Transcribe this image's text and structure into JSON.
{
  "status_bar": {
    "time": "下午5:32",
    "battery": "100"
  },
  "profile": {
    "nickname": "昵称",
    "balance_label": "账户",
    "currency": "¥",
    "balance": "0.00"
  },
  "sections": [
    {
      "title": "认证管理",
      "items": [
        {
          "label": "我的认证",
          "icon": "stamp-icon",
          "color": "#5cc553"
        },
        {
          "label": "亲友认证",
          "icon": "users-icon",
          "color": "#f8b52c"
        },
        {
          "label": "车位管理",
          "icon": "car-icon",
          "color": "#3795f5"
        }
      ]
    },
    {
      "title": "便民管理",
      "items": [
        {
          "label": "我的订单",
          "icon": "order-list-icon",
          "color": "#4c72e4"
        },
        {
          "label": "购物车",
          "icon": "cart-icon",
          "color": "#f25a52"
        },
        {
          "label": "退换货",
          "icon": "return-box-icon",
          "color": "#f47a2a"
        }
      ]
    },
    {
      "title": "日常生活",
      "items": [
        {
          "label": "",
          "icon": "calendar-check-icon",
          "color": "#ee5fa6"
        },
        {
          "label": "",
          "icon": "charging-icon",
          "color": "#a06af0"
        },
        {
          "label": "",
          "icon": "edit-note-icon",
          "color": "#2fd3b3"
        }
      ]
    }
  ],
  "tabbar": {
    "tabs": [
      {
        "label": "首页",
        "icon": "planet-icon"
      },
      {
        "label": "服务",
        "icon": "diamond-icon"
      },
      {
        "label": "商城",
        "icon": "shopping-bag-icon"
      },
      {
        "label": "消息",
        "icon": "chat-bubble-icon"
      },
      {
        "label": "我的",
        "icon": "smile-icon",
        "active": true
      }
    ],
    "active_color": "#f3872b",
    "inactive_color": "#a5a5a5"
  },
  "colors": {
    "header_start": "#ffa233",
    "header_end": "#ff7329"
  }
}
+ + + + +
- **Task instructions**
Reproduce every line of the material above exactly.

- **Result of this exercise**
Transcribe this image's text and structure into JSON.
{
  "status_bar": {
    "time": "下午5:32",
    "battery": "100"
  },
  "profile": {
    "nickname": "昵称",
    "balance_label": "账户",
    "currency": "¥",
    "balance": "0.00"
  },
  "sections": [
    {
      "title": "认证管理",
      "items": [
        {
          "label": "我的认证",
          "icon": "stamp-icon",
          "color": "#5cc553"
        },
        {
          "label": "亲友认证",
          "icon": "users-icon",
          "color": "#f8b52c"
        },
        {
          "label": "车位管理",
          "icon": "car-icon",
          "color": "#3795f5"
        }
      ]
    },
    {
      "title": "便民管理",
      "items": [
        {
          "label": "我的订单",
          "icon": "order-list-icon",
          "color": "#4c72e4"
        },
        {
          "label": "购物车",
          "icon": "cart-icon",
          "color": "#f25a52"
        },
        {
          "label": "退换货",
          "icon": "return-box-icon",
          "color": "#f47a2a"
        }
      ]
    },
    {
      "title": "日常生活",
      "items": [
        {
          "label": "",
          "icon": "calendar-check-icon",
          "color": "#ee5fa6"
        },
        {
          "label": "",
          "icon": "charging-icon",
          "color": "#a06af0"
        },
        {
          "label": "",
          "icon": "edit-note-icon",
          "color": "#2fd3b3"
        }
      ]
    }
  ],
  "tabbar": {
    "tabs": [
      {
        "label": "首页",
        "icon": "planet-icon"
      },
      {
        "label": "服务",
        "icon": "diamond-icon"
      },
      {
        "label": "商城",
        "icon": "shopping-bag-icon"
      },
      {
        "label": "消息",
        "icon": "chat-bubble-icon"
      },
      {
        "label": "我的",
        "icon": "smile-icon",
        "active": true
      }
    ],
    "active_color": "#f3872b",
    "inactive_color": "#a5a5a5"
  },
  "colors": {
    "header_start": "#ffa233",
    "header_end": "#ff7329"
  }
}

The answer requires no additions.